-- BEGIN --
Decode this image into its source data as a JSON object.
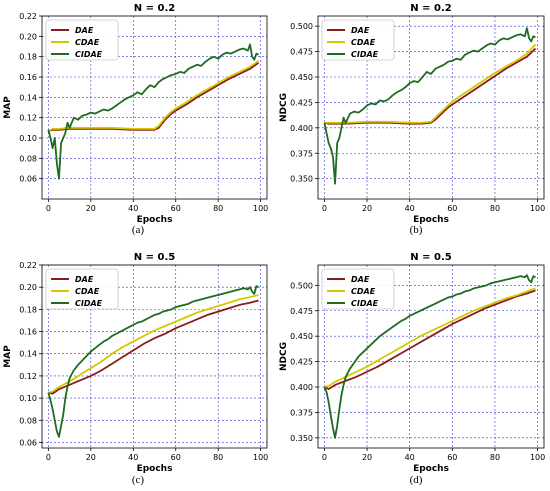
{
  "chart_data": [
    {
      "type": "line",
      "title": "N = 0.2",
      "xlabel": "Epochs",
      "ylabel": "MAP",
      "caption": "(a)",
      "xlim": [
        -3,
        103
      ],
      "ylim": [
        0.04,
        0.22
      ],
      "xticks": [
        "0",
        "20",
        "40",
        "60",
        "80",
        "100"
      ],
      "yticks": [
        "0.06",
        "0.08",
        "0.10",
        "0.12",
        "0.14",
        "0.16",
        "0.18",
        "0.20",
        "0.22"
      ],
      "grid": true,
      "legend_position": "top-left",
      "series": [
        {
          "name": "DAE",
          "color": "#8b1a1a",
          "x": [
            0,
            2,
            5,
            10,
            20,
            30,
            40,
            45,
            50,
            52,
            55,
            58,
            60,
            65,
            70,
            75,
            80,
            85,
            90,
            95,
            99
          ],
          "y": [
            0.107,
            0.108,
            0.108,
            0.109,
            0.109,
            0.109,
            0.108,
            0.108,
            0.108,
            0.11,
            0.118,
            0.124,
            0.127,
            0.133,
            0.14,
            0.146,
            0.152,
            0.158,
            0.163,
            0.168,
            0.174
          ]
        },
        {
          "name": "CDAE",
          "color": "#d4c800",
          "x": [
            0,
            2,
            5,
            10,
            20,
            30,
            40,
            45,
            50,
            52,
            55,
            58,
            60,
            65,
            70,
            75,
            80,
            85,
            90,
            95,
            99
          ],
          "y": [
            0.107,
            0.109,
            0.109,
            0.11,
            0.11,
            0.11,
            0.109,
            0.109,
            0.109,
            0.112,
            0.12,
            0.126,
            0.129,
            0.135,
            0.142,
            0.148,
            0.154,
            0.16,
            0.165,
            0.17,
            0.176
          ]
        },
        {
          "name": "CIDAE",
          "color": "#1f6b1f",
          "x": [
            0,
            1,
            2,
            3,
            4,
            5,
            6,
            7,
            8,
            9,
            10,
            12,
            14,
            16,
            18,
            20,
            22,
            24,
            26,
            28,
            30,
            32,
            34,
            36,
            38,
            40,
            42,
            44,
            46,
            48,
            50,
            52,
            54,
            56,
            58,
            60,
            62,
            64,
            66,
            68,
            70,
            72,
            74,
            76,
            78,
            80,
            82,
            84,
            86,
            88,
            90,
            92,
            94,
            95,
            96,
            97,
            98,
            99
          ],
          "y": [
            0.108,
            0.1,
            0.09,
            0.1,
            0.075,
            0.06,
            0.095,
            0.1,
            0.105,
            0.115,
            0.11,
            0.12,
            0.118,
            0.122,
            0.123,
            0.125,
            0.124,
            0.126,
            0.128,
            0.127,
            0.129,
            0.132,
            0.135,
            0.138,
            0.14,
            0.142,
            0.145,
            0.143,
            0.148,
            0.152,
            0.15,
            0.155,
            0.158,
            0.16,
            0.162,
            0.163,
            0.165,
            0.164,
            0.168,
            0.17,
            0.172,
            0.171,
            0.175,
            0.178,
            0.18,
            0.178,
            0.182,
            0.184,
            0.183,
            0.185,
            0.187,
            0.188,
            0.186,
            0.192,
            0.18,
            0.177,
            0.183,
            0.182
          ]
        }
      ]
    },
    {
      "type": "line",
      "title": "N = 0.2",
      "xlabel": "Epochs",
      "ylabel": "NDCG",
      "caption": "(b)",
      "xlim": [
        -3,
        103
      ],
      "ylim": [
        0.33,
        0.51
      ],
      "xticks": [
        "0",
        "20",
        "40",
        "60",
        "80",
        "100"
      ],
      "yticks": [
        "0.350",
        "0.375",
        "0.400",
        "0.425",
        "0.450",
        "0.475",
        "0.500"
      ],
      "grid": true,
      "legend_position": "top-left",
      "series": [
        {
          "name": "DAE",
          "color": "#8b1a1a",
          "x": [
            0,
            2,
            5,
            10,
            20,
            30,
            40,
            45,
            50,
            52,
            55,
            58,
            60,
            65,
            70,
            75,
            80,
            85,
            90,
            95,
            99
          ],
          "y": [
            0.405,
            0.404,
            0.404,
            0.404,
            0.405,
            0.405,
            0.404,
            0.404,
            0.405,
            0.408,
            0.414,
            0.42,
            0.423,
            0.43,
            0.437,
            0.444,
            0.451,
            0.458,
            0.464,
            0.47,
            0.478
          ]
        },
        {
          "name": "CDAE",
          "color": "#d4c800",
          "x": [
            0,
            2,
            5,
            10,
            20,
            30,
            40,
            45,
            50,
            52,
            55,
            58,
            60,
            65,
            70,
            75,
            80,
            85,
            90,
            95,
            99
          ],
          "y": [
            0.405,
            0.405,
            0.405,
            0.405,
            0.406,
            0.406,
            0.405,
            0.405,
            0.406,
            0.41,
            0.416,
            0.422,
            0.426,
            0.433,
            0.44,
            0.447,
            0.454,
            0.46,
            0.466,
            0.473,
            0.482
          ]
        },
        {
          "name": "CIDAE",
          "color": "#1f6b1f",
          "x": [
            0,
            1,
            2,
            3,
            4,
            5,
            6,
            7,
            8,
            9,
            10,
            12,
            14,
            16,
            18,
            20,
            22,
            24,
            26,
            28,
            30,
            32,
            34,
            36,
            38,
            40,
            42,
            44,
            46,
            48,
            50,
            52,
            54,
            56,
            58,
            60,
            62,
            64,
            66,
            68,
            70,
            72,
            74,
            76,
            78,
            80,
            82,
            84,
            86,
            88,
            90,
            92,
            94,
            95,
            96,
            97,
            98,
            99
          ],
          "y": [
            0.405,
            0.395,
            0.385,
            0.38,
            0.372,
            0.345,
            0.385,
            0.39,
            0.4,
            0.41,
            0.405,
            0.414,
            0.416,
            0.415,
            0.418,
            0.422,
            0.424,
            0.423,
            0.427,
            0.426,
            0.428,
            0.432,
            0.435,
            0.437,
            0.44,
            0.444,
            0.446,
            0.445,
            0.45,
            0.455,
            0.453,
            0.458,
            0.46,
            0.462,
            0.465,
            0.466,
            0.468,
            0.467,
            0.472,
            0.474,
            0.476,
            0.475,
            0.478,
            0.481,
            0.483,
            0.482,
            0.486,
            0.488,
            0.487,
            0.489,
            0.491,
            0.492,
            0.49,
            0.498,
            0.488,
            0.485,
            0.49,
            0.489
          ]
        }
      ]
    },
    {
      "type": "line",
      "title": "N = 0.5",
      "xlabel": "Epochs",
      "ylabel": "MAP",
      "caption": "(c)",
      "xlim": [
        -3,
        103
      ],
      "ylim": [
        0.055,
        0.22
      ],
      "xticks": [
        "0",
        "20",
        "40",
        "60",
        "80",
        "100"
      ],
      "yticks": [
        "0.06",
        "0.08",
        "0.10",
        "0.12",
        "0.14",
        "0.16",
        "0.18",
        "0.20",
        "0.22"
      ],
      "grid": true,
      "legend_position": "top-left",
      "series": [
        {
          "name": "DAE",
          "color": "#8b1a1a",
          "x": [
            0,
            2,
            5,
            10,
            15,
            20,
            25,
            30,
            35,
            40,
            45,
            50,
            55,
            60,
            65,
            70,
            75,
            80,
            85,
            90,
            95,
            99
          ],
          "y": [
            0.105,
            0.104,
            0.108,
            0.112,
            0.116,
            0.12,
            0.125,
            0.131,
            0.137,
            0.143,
            0.149,
            0.154,
            0.158,
            0.163,
            0.167,
            0.171,
            0.175,
            0.178,
            0.181,
            0.184,
            0.186,
            0.188
          ]
        },
        {
          "name": "CDAE",
          "color": "#d4c800",
          "x": [
            0,
            2,
            5,
            10,
            15,
            20,
            25,
            30,
            35,
            40,
            45,
            50,
            55,
            60,
            65,
            70,
            75,
            80,
            85,
            90,
            95,
            99
          ],
          "y": [
            0.105,
            0.106,
            0.11,
            0.115,
            0.121,
            0.127,
            0.133,
            0.14,
            0.146,
            0.151,
            0.156,
            0.161,
            0.165,
            0.169,
            0.173,
            0.177,
            0.18,
            0.183,
            0.186,
            0.189,
            0.191,
            0.193
          ]
        },
        {
          "name": "CIDAE",
          "color": "#1f6b1f",
          "x": [
            0,
            1,
            2,
            3,
            4,
            5,
            6,
            7,
            8,
            9,
            10,
            12,
            14,
            16,
            18,
            20,
            22,
            24,
            26,
            28,
            30,
            32,
            34,
            36,
            38,
            40,
            42,
            44,
            46,
            48,
            50,
            52,
            54,
            56,
            58,
            60,
            62,
            64,
            66,
            68,
            70,
            72,
            74,
            76,
            78,
            80,
            82,
            84,
            86,
            88,
            90,
            92,
            94,
            95,
            96,
            97,
            98,
            99
          ],
          "y": [
            0.105,
            0.098,
            0.09,
            0.08,
            0.07,
            0.065,
            0.075,
            0.085,
            0.1,
            0.11,
            0.118,
            0.125,
            0.13,
            0.134,
            0.138,
            0.142,
            0.145,
            0.148,
            0.151,
            0.153,
            0.156,
            0.158,
            0.16,
            0.162,
            0.164,
            0.166,
            0.168,
            0.169,
            0.171,
            0.173,
            0.175,
            0.176,
            0.178,
            0.179,
            0.18,
            0.182,
            0.183,
            0.184,
            0.185,
            0.187,
            0.188,
            0.189,
            0.19,
            0.191,
            0.192,
            0.193,
            0.194,
            0.195,
            0.196,
            0.197,
            0.198,
            0.199,
            0.198,
            0.2,
            0.196,
            0.194,
            0.201,
            0.2
          ]
        }
      ]
    },
    {
      "type": "line",
      "title": "N = 0.5",
      "xlabel": "Epochs",
      "ylabel": "NDCG",
      "caption": "(d)",
      "xlim": [
        -3,
        103
      ],
      "ylim": [
        0.34,
        0.52
      ],
      "xticks": [
        "0",
        "20",
        "40",
        "60",
        "80",
        "100"
      ],
      "yticks": [
        "0.350",
        "0.375",
        "0.400",
        "0.425",
        "0.450",
        "0.475",
        "0.500"
      ],
      "grid": true,
      "legend_position": "top-left",
      "series": [
        {
          "name": "DAE",
          "color": "#8b1a1a",
          "x": [
            0,
            2,
            5,
            10,
            15,
            20,
            25,
            30,
            35,
            40,
            45,
            50,
            55,
            60,
            65,
            70,
            75,
            80,
            85,
            90,
            95,
            99
          ],
          "y": [
            0.4,
            0.398,
            0.402,
            0.406,
            0.41,
            0.415,
            0.42,
            0.426,
            0.432,
            0.438,
            0.444,
            0.45,
            0.456,
            0.462,
            0.467,
            0.472,
            0.477,
            0.481,
            0.485,
            0.489,
            0.492,
            0.495
          ]
        },
        {
          "name": "CDAE",
          "color": "#d4c800",
          "x": [
            0,
            2,
            5,
            10,
            15,
            20,
            25,
            30,
            35,
            40,
            45,
            50,
            55,
            60,
            65,
            70,
            75,
            80,
            85,
            90,
            95,
            99
          ],
          "y": [
            0.4,
            0.401,
            0.405,
            0.41,
            0.415,
            0.42,
            0.426,
            0.432,
            0.438,
            0.444,
            0.45,
            0.455,
            0.46,
            0.465,
            0.47,
            0.475,
            0.479,
            0.483,
            0.487,
            0.49,
            0.494,
            0.497
          ]
        },
        {
          "name": "CIDAE",
          "color": "#1f6b1f",
          "x": [
            0,
            1,
            2,
            3,
            4,
            5,
            6,
            7,
            8,
            9,
            10,
            12,
            14,
            16,
            18,
            20,
            22,
            24,
            26,
            28,
            30,
            32,
            34,
            36,
            38,
            40,
            42,
            44,
            46,
            48,
            50,
            52,
            54,
            56,
            58,
            60,
            62,
            64,
            66,
            68,
            70,
            72,
            74,
            76,
            78,
            80,
            82,
            84,
            86,
            88,
            90,
            92,
            94,
            95,
            96,
            97,
            98,
            99
          ],
          "y": [
            0.4,
            0.395,
            0.385,
            0.372,
            0.36,
            0.35,
            0.362,
            0.378,
            0.392,
            0.402,
            0.41,
            0.418,
            0.424,
            0.43,
            0.434,
            0.438,
            0.442,
            0.446,
            0.45,
            0.453,
            0.456,
            0.459,
            0.462,
            0.465,
            0.467,
            0.47,
            0.472,
            0.474,
            0.476,
            0.478,
            0.48,
            0.482,
            0.484,
            0.486,
            0.488,
            0.489,
            0.491,
            0.492,
            0.494,
            0.495,
            0.497,
            0.498,
            0.499,
            0.5,
            0.502,
            0.503,
            0.504,
            0.505,
            0.506,
            0.507,
            0.508,
            0.509,
            0.508,
            0.51,
            0.505,
            0.503,
            0.509,
            0.508
          ]
        }
      ]
    }
  ]
}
-- END --
### JOB
Search the entries for the word "caption", then list each line that holds it.

### CORRECT RESPONSE
      "caption": "(a)",
      "caption": "(b)",
      "caption": "(c)",
      "caption": "(d)",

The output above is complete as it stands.